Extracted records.
begin
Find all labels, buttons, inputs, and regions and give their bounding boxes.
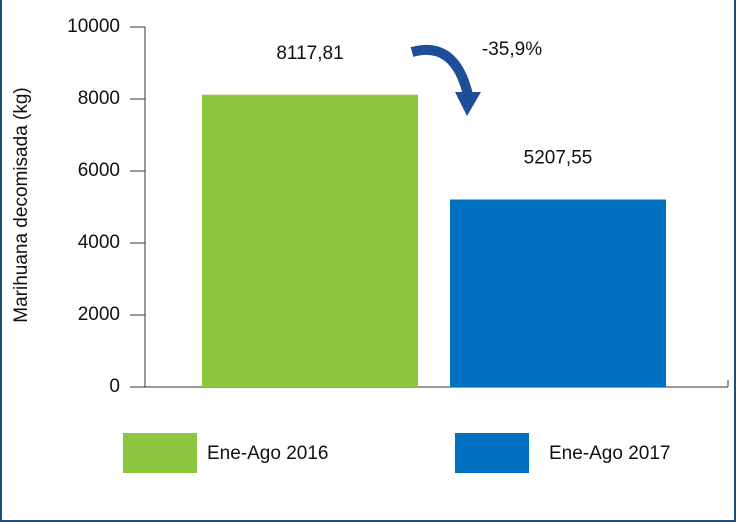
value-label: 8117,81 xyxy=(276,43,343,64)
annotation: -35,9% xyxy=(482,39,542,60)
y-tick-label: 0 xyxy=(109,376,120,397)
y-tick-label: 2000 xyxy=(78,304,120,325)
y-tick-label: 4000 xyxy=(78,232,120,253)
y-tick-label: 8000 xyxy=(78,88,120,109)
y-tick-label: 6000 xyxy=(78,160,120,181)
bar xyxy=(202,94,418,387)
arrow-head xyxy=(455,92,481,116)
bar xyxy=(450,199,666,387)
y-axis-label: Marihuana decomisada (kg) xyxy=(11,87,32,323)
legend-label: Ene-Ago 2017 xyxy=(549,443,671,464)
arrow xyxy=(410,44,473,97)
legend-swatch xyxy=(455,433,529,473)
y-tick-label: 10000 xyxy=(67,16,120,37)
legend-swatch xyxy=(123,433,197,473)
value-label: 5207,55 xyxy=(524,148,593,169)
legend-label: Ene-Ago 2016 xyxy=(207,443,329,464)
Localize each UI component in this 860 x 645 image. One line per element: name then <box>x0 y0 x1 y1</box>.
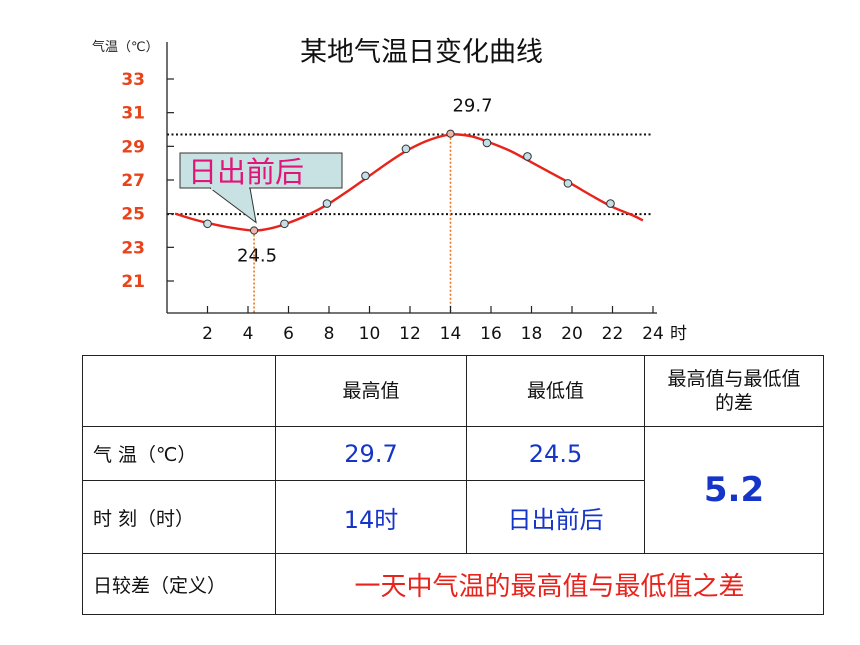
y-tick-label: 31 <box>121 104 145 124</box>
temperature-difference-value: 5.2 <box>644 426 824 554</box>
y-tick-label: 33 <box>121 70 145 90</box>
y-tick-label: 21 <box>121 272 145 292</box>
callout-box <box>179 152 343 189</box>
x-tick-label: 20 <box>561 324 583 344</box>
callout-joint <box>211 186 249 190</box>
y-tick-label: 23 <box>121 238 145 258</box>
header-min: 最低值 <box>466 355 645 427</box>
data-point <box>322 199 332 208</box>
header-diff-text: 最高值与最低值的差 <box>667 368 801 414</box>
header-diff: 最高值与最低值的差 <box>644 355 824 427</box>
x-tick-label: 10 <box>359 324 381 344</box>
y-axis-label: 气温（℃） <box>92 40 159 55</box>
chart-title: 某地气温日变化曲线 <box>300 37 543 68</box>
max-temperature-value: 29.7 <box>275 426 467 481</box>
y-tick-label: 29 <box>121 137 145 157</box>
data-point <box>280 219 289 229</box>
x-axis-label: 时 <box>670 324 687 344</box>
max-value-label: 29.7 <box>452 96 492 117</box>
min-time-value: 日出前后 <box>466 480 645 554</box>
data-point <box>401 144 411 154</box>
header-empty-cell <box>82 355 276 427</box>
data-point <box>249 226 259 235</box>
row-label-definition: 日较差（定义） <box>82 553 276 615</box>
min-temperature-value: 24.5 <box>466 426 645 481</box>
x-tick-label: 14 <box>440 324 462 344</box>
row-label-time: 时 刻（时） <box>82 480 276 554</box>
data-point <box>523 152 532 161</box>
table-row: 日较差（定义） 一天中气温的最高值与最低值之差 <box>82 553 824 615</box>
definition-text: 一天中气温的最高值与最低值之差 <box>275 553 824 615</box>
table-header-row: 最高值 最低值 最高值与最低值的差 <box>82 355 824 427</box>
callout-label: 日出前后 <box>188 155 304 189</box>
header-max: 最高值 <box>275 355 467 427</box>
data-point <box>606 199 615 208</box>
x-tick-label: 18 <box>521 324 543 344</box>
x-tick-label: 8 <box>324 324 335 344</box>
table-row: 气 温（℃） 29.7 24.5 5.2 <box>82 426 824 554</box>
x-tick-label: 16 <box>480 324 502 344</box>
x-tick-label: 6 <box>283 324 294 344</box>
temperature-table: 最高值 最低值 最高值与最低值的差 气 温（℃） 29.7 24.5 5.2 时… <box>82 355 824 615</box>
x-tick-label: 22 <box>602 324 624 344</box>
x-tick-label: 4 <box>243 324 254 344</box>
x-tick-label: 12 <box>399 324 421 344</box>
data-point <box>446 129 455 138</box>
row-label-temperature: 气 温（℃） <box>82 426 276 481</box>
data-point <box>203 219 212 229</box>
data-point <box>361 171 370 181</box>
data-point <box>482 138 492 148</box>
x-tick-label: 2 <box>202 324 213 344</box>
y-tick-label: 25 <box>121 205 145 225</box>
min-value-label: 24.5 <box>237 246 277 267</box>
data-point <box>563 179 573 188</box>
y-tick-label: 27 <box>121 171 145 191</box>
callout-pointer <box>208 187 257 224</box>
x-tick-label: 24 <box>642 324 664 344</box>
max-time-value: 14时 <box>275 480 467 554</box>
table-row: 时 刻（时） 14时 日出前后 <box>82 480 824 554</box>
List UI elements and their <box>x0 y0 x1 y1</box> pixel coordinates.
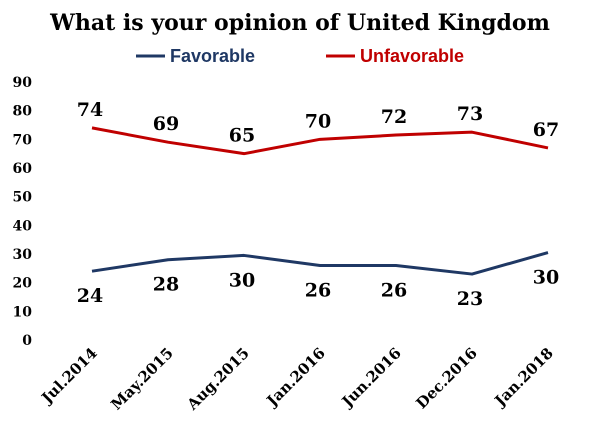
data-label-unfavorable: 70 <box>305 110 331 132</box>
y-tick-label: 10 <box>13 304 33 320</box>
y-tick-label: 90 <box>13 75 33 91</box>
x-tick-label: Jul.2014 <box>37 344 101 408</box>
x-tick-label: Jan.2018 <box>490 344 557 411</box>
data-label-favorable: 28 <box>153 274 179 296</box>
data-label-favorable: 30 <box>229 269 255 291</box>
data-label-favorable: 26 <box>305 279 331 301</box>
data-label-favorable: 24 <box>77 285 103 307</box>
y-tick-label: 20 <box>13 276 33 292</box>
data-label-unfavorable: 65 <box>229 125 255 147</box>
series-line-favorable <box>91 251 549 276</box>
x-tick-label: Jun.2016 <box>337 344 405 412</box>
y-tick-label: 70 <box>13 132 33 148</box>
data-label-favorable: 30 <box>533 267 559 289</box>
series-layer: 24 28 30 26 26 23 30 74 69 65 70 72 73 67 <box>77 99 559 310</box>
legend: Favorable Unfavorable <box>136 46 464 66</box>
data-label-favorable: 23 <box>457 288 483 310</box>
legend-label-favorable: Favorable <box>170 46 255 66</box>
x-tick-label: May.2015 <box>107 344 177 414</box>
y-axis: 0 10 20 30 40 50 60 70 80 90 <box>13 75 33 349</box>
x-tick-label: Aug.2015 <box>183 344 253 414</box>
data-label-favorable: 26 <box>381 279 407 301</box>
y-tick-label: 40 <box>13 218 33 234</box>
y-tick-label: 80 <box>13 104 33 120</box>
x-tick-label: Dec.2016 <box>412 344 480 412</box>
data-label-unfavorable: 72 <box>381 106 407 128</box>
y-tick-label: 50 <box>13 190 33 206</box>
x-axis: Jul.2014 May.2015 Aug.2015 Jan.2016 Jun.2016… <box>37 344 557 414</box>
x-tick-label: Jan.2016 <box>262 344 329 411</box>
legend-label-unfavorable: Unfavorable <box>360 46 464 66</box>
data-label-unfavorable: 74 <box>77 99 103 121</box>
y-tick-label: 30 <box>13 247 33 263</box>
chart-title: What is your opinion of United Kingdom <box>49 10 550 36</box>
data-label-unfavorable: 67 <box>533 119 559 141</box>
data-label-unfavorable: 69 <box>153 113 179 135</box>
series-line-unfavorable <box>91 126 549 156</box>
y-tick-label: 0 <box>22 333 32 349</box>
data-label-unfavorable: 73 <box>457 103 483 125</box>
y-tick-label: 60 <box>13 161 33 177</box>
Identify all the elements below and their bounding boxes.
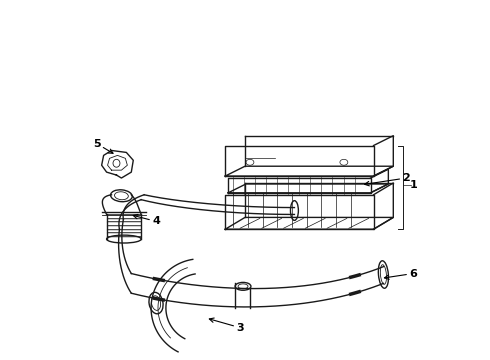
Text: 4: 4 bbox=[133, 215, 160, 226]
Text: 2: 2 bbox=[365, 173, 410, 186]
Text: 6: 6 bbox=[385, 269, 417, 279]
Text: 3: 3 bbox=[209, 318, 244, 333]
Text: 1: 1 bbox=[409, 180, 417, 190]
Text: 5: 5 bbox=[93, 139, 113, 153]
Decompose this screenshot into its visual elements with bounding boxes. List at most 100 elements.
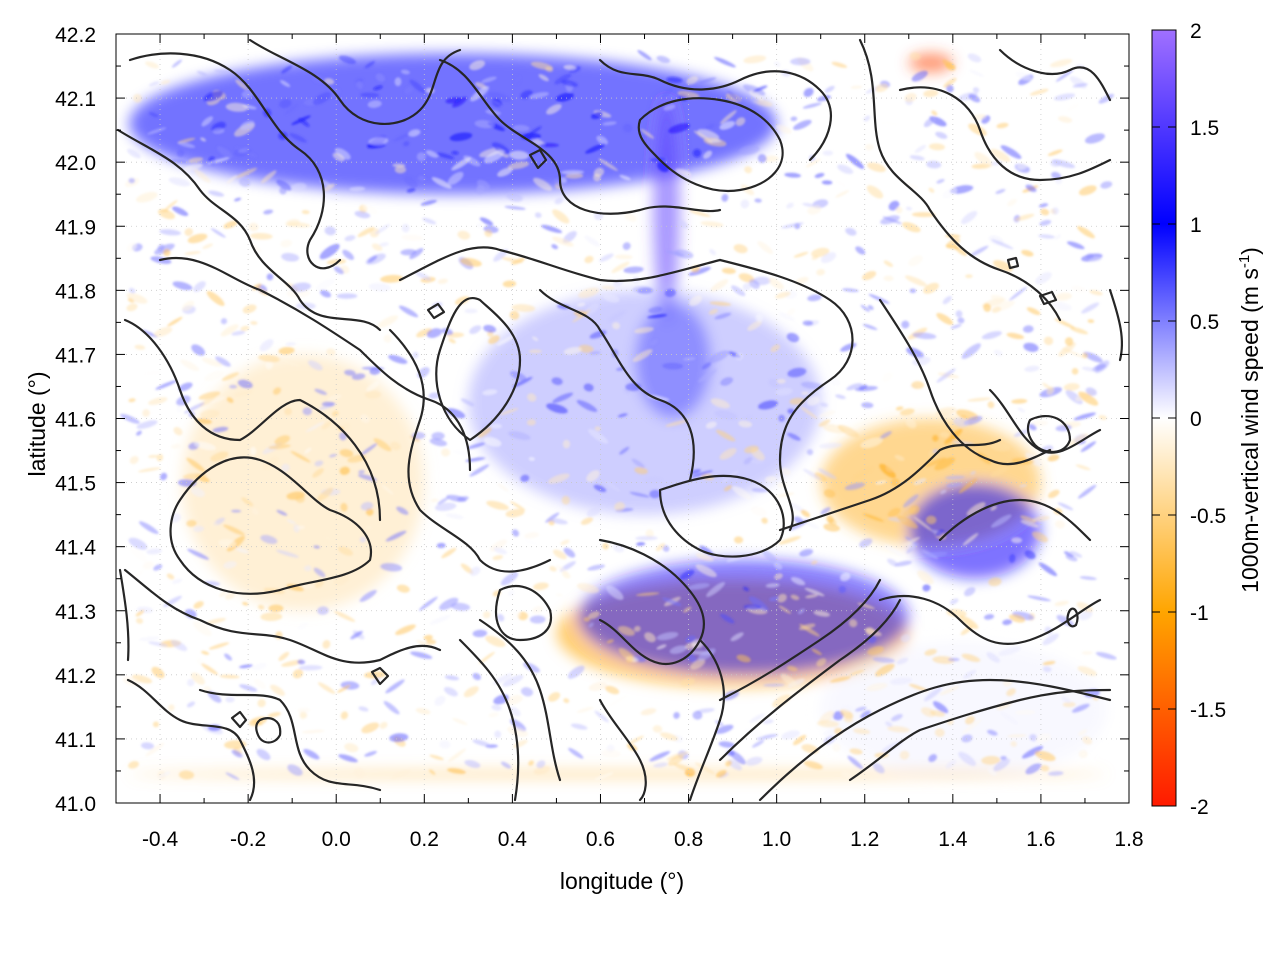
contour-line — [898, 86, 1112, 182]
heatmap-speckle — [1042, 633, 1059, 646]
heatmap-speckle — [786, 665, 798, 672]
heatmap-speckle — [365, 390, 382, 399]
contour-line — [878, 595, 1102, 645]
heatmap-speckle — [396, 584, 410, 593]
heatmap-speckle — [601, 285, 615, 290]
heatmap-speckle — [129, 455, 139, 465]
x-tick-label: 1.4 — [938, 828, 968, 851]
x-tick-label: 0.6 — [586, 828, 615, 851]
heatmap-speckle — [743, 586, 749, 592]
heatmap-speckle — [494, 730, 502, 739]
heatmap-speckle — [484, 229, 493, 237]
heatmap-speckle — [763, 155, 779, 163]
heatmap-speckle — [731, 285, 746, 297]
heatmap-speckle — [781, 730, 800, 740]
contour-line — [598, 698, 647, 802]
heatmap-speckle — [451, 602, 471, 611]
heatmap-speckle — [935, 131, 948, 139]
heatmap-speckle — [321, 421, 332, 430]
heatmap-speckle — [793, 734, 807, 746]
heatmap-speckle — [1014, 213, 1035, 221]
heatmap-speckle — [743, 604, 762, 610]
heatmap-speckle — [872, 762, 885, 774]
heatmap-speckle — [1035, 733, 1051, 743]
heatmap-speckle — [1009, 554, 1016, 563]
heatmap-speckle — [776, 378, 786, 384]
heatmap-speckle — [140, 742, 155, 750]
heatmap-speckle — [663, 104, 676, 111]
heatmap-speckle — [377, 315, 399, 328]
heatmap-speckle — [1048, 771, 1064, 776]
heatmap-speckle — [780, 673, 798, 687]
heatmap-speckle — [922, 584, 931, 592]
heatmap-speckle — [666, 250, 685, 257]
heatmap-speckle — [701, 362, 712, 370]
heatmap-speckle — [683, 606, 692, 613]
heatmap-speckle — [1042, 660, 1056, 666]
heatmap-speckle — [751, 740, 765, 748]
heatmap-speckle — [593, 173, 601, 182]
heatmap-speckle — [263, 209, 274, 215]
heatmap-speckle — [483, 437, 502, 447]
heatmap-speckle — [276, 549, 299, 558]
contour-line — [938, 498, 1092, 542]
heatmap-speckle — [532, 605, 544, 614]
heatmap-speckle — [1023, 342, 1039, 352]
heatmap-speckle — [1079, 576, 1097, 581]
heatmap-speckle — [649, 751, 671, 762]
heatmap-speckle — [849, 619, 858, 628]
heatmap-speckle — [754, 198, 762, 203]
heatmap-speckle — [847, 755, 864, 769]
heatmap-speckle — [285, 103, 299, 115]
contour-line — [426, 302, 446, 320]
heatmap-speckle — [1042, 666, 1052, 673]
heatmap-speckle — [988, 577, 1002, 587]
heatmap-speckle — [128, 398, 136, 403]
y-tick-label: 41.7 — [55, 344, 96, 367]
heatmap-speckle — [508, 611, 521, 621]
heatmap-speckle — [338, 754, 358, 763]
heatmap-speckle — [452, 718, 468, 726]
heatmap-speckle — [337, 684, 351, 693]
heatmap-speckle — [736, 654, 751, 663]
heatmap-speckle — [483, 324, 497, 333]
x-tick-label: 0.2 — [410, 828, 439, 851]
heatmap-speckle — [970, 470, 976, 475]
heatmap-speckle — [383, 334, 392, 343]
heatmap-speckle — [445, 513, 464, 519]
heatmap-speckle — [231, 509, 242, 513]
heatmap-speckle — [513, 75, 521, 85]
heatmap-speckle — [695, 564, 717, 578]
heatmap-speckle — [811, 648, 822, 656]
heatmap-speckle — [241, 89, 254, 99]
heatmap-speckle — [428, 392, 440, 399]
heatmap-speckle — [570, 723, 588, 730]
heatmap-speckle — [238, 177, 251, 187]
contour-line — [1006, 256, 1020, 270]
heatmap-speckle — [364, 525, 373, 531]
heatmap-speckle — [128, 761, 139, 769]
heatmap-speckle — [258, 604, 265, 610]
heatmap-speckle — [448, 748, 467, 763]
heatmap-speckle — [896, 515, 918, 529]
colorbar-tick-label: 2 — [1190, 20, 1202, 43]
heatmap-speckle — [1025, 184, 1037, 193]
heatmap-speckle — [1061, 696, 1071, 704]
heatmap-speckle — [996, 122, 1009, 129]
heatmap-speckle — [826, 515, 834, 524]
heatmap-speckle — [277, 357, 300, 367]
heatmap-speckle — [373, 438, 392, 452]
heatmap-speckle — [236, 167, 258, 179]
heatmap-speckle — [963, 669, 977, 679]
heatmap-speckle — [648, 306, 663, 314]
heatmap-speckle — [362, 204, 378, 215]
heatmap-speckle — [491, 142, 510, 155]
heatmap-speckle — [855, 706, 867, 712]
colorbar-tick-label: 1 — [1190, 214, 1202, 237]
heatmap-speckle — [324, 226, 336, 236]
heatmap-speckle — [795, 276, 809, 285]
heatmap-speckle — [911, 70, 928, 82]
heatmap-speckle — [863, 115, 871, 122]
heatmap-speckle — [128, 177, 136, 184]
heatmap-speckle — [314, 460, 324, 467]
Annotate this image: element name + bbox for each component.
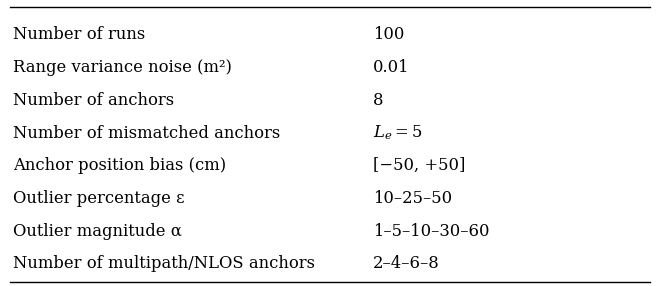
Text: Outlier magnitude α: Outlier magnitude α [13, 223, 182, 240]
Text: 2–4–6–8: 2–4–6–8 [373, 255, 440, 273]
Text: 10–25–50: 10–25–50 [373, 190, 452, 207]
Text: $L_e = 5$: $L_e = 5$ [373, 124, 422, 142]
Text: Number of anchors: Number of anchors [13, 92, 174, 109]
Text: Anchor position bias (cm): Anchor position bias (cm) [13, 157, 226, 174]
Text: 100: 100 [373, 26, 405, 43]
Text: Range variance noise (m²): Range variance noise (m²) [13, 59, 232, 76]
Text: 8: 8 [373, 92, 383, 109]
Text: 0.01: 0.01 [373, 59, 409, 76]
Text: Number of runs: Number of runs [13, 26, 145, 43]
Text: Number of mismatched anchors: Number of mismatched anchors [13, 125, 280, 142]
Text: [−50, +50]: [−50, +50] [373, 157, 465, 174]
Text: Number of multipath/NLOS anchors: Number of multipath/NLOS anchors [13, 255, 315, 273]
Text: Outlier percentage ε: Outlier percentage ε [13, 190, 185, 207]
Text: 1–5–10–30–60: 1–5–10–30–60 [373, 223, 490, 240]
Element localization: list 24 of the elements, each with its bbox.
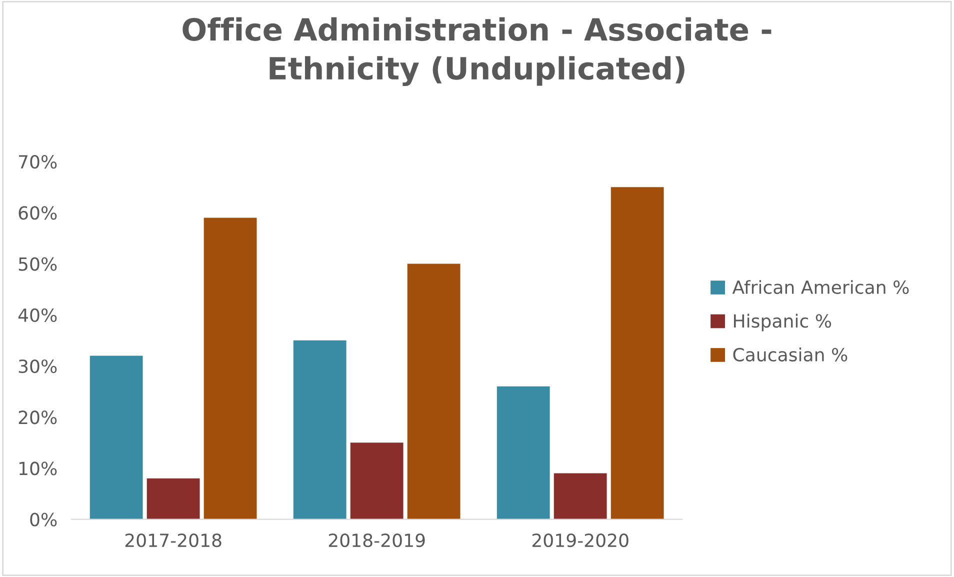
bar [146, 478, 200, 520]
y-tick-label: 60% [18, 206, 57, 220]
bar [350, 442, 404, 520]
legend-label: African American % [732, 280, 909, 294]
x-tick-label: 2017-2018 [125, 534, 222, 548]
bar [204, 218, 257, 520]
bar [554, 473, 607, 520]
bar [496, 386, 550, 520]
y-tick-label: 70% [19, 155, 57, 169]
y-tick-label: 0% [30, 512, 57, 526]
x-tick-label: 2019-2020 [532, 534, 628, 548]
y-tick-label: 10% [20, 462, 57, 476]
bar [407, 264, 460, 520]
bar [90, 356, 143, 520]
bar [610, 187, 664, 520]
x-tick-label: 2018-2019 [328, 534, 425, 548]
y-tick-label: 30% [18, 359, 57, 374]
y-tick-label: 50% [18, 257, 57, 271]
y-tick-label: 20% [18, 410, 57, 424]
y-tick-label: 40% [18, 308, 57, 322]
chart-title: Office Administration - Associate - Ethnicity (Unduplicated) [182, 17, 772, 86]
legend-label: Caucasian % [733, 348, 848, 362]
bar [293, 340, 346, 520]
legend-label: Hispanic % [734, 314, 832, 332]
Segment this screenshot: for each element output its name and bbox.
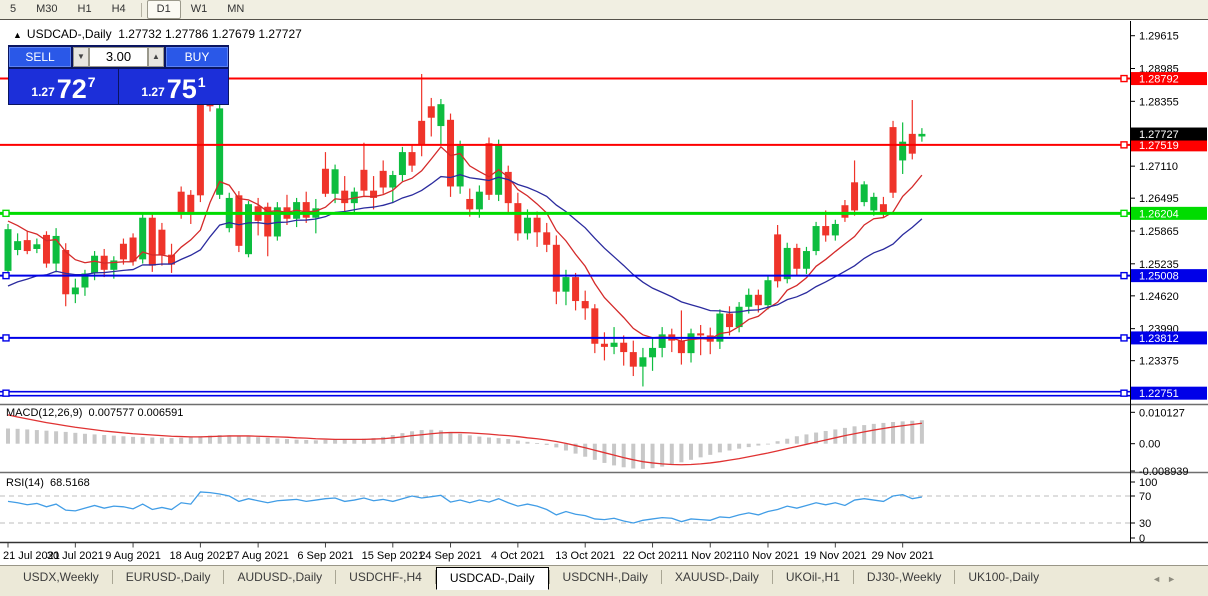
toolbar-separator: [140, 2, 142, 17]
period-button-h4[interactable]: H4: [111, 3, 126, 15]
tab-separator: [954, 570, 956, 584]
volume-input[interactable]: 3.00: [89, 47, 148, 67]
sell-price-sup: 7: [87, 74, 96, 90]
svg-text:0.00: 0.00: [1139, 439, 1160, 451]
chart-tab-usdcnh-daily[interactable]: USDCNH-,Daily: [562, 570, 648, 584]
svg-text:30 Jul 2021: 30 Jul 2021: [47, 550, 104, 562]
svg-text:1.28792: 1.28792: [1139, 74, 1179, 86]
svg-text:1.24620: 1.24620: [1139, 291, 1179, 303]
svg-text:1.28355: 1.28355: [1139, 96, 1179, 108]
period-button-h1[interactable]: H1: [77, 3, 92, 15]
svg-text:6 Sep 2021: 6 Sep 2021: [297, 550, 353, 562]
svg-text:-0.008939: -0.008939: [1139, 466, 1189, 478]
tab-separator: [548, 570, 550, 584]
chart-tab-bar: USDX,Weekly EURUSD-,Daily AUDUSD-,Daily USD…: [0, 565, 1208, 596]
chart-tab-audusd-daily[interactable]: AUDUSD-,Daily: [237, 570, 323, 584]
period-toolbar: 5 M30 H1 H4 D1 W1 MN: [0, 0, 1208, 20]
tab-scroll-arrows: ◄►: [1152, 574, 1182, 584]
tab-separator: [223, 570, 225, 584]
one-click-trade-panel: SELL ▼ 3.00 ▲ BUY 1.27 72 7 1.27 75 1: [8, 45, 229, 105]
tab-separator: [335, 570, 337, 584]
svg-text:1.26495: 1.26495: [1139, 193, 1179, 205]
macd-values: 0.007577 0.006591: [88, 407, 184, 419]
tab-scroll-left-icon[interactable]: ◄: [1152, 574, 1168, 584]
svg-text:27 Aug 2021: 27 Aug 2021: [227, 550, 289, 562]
end
Express as a JSON list of strings, one string per line, the section of the lines above that begins with the line containing "Text: Outlier magnitude" and ends with the line containing "Text: Range variance", both included.

[
  "Text: Outlier magnitude α: Outlier magnitude α [13, 223, 182, 240]",
  "Text: 2–4–6–8: 2–4–6–8 [373, 255, 440, 273]",
  "Text: 10–25–50: 10–25–50 [373, 190, 452, 207]",
  "Text: $L_e = 5$: $L_e = 5$ [373, 124, 422, 142]",
  "Text: Number of anchors: Number of anchors [13, 92, 174, 109]",
  "Text: Anchor position bias (cm): Anchor position bias (cm) [13, 157, 226, 174]",
  "Text: 100: 100 [373, 26, 405, 43]",
  "Text: Range variance noise (m²): Range variance noise (m²) [13, 59, 232, 76]"
]